_Reading passage_:
China, says Professor Koo, wields power over North Korea by modulating the flow of food as the North suffers through the coldest winter in many years. “That way China can manipulate the North Korean planning,” he says. With China providing the North with 80 percent of its food and fuel, he notes, Chinese officials “have leverage.”

Defiance

North Korea, however, may still be tempted to defy South Korea, responding not to war games but to the launching over the past week of balloons carrying several hundred thousand propaganda leaflets from the South. The leaflets include detailed reports of protests in the Middle East – a precedent that North Korean leaders clearly do not want their own people to know about.

While there is no way of telling how many have been read, enough of them have fallen into the hands of North Koreans for the government to threaten to fire at launch sites the next time balloons are launched.

Another sign of North Korean concern about the impact of events in the Middle East is a report that authorities have cut off cellphone service between Korean cities except for conversations among high-level officials. More than 300,000 North Koreans now have cellphones provided by the Egyptian firm Orascom Telecom.

“They are afraid news of the democracy movement will spread,” says Ha Tae-keung, president of Open Radio for North Korea, which picks up information from North Korea on cellphone contacts through Chinese networks and broadcasts two hours daily by shortwave into the North.

South Korean officials staunchly deny any direct role in the balloon launches, which they say are the handiwork of nongovernmental organizations, several of them spurred by defectors from North Korea.

“We do not have the legal means to restrict them,” says an official from the South’s Unification Ministry, responsible for dealing with North Korea. The government, he says, has “advised them to cut down their activities, but they continue to send them.”

As for the latest spate of invective from North Korea, Mr. Ha believes the North is still hoping to bring about renewal of six-party talks about its nuclear program. While the North would not give up its nuclear program, he says, North Korean diplomats would then get the chance to bargain for much needed food. Supplies reach their lowest levels in the late spring and early summer before the current year’s crops are harvested.

“These days, North Korea wants to get more food from the rest of the world,” he says. “They want to have rice from the United States” – one of the biggest sources of food aid before South Korea’s conservative President Lee Myung-bak cut off most aid to North Korea three years ago and the US agreed to follow suit.

[Some records]
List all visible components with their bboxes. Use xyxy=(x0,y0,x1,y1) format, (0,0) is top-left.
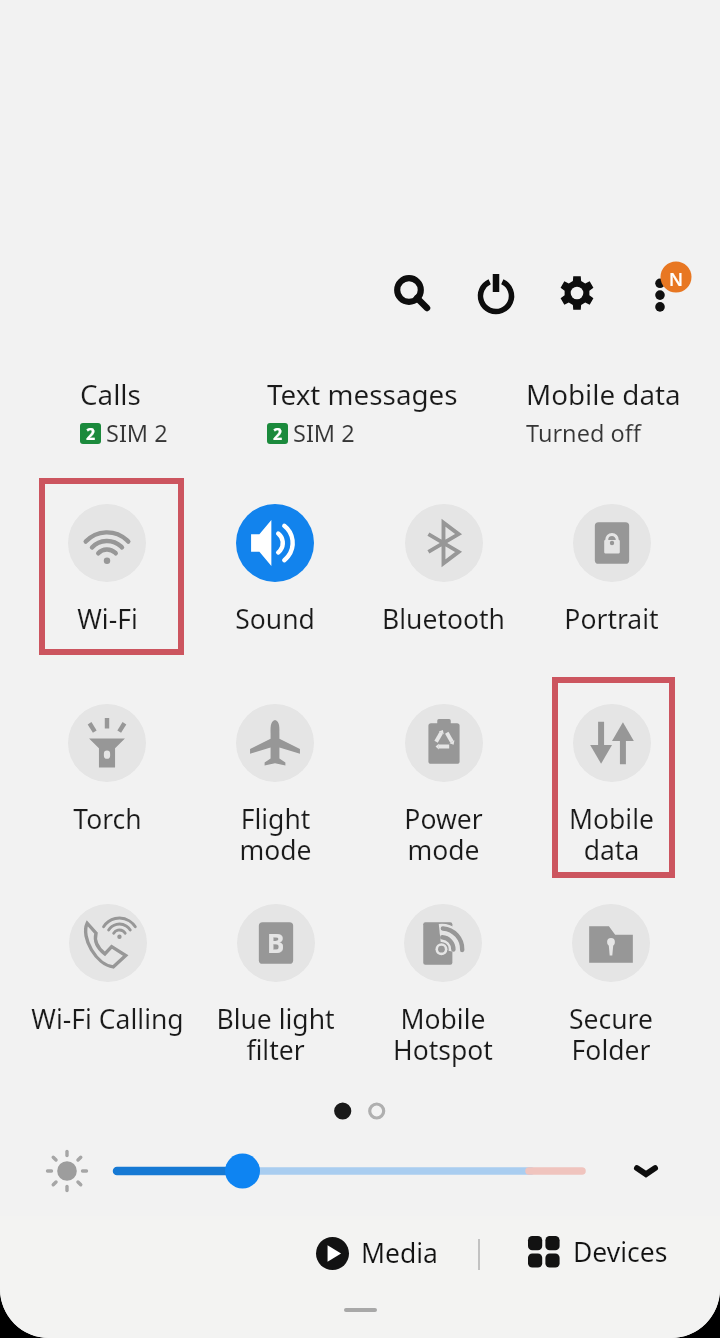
button[interactable]: Media xyxy=(308,1226,446,1280)
staticText: Blue light filter xyxy=(216,1001,335,1068)
button[interactable]: Portrait xyxy=(528,498,694,637)
button[interactable]: Settings xyxy=(550,266,604,320)
staticText: Power mode xyxy=(404,801,483,868)
staticText: Torch xyxy=(73,801,142,837)
staticText: 2 xyxy=(273,423,283,444)
staticText: SIM 2 xyxy=(106,417,168,449)
staticText: Secure Folder xyxy=(569,1001,653,1068)
staticText: Flight mode xyxy=(239,801,312,868)
button[interactable]: More options xyxy=(637,262,699,324)
button[interactable]: Secure Folder xyxy=(528,898,694,1068)
button[interactable]: Power off xyxy=(469,266,523,320)
staticText: Wi-Fi Calling xyxy=(31,1001,184,1037)
staticText: Sound xyxy=(235,601,315,637)
staticText: Turned off xyxy=(526,417,641,449)
button[interactable]: Wi-Fi Calling xyxy=(24,898,190,1037)
staticText: 2 xyxy=(86,423,96,444)
staticText: Mobile data xyxy=(526,375,681,413)
button[interactable]: Sound xyxy=(192,498,358,637)
button[interactable]: Flight mode xyxy=(192,698,358,868)
staticText: N xyxy=(669,267,683,292)
button[interactable]: Search xyxy=(384,266,438,320)
staticText: Media xyxy=(361,1235,438,1271)
button[interactable]: Mobile data xyxy=(528,698,694,868)
staticText: B xyxy=(267,925,285,960)
button[interactable]: Torch xyxy=(24,698,190,837)
staticText: Calls xyxy=(80,375,141,413)
button[interactable]: B xyxy=(192,898,358,1068)
button[interactable]: Power mode xyxy=(360,698,526,868)
staticText: SIM 2 xyxy=(293,417,355,449)
staticText: Text messages xyxy=(267,375,458,413)
button[interactable]: Mobile Hotspot xyxy=(360,898,526,1068)
staticText: Mobile data xyxy=(569,801,654,868)
button[interactable]: Expand quick settings xyxy=(622,1148,670,1194)
staticText: Wi-Fi xyxy=(77,601,138,637)
staticText: Devices xyxy=(573,1234,668,1270)
button[interactable]: Devices xyxy=(520,1225,676,1279)
staticText: Portrait xyxy=(564,601,659,637)
staticText: Mobile Hotspot xyxy=(393,1001,493,1068)
button[interactable]: Bluetooth xyxy=(360,498,526,637)
staticText: Bluetooth xyxy=(382,601,505,637)
button[interactable]: Wi-Fi xyxy=(24,498,190,637)
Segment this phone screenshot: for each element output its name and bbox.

_Requests_:
(1) List every person named in the article on North Korea.
(2) Repeat the part of the article on North Korea starting with "North Korea, however, may" and going on through "to know about.".

_The responses_:
(1) Professor Koo, Ha Tae-keung, Lee Myung-bak

(2)
North Korea, however, may still be tempted to defy South Korea, responding not to war games but to the launching over the past week of balloons carrying several hundred thousand propaganda leaflets from the South. The leaflets include detailed reports of protests in the Middle East – a precedent that North Korean leaders clearly do not want their own people to know about.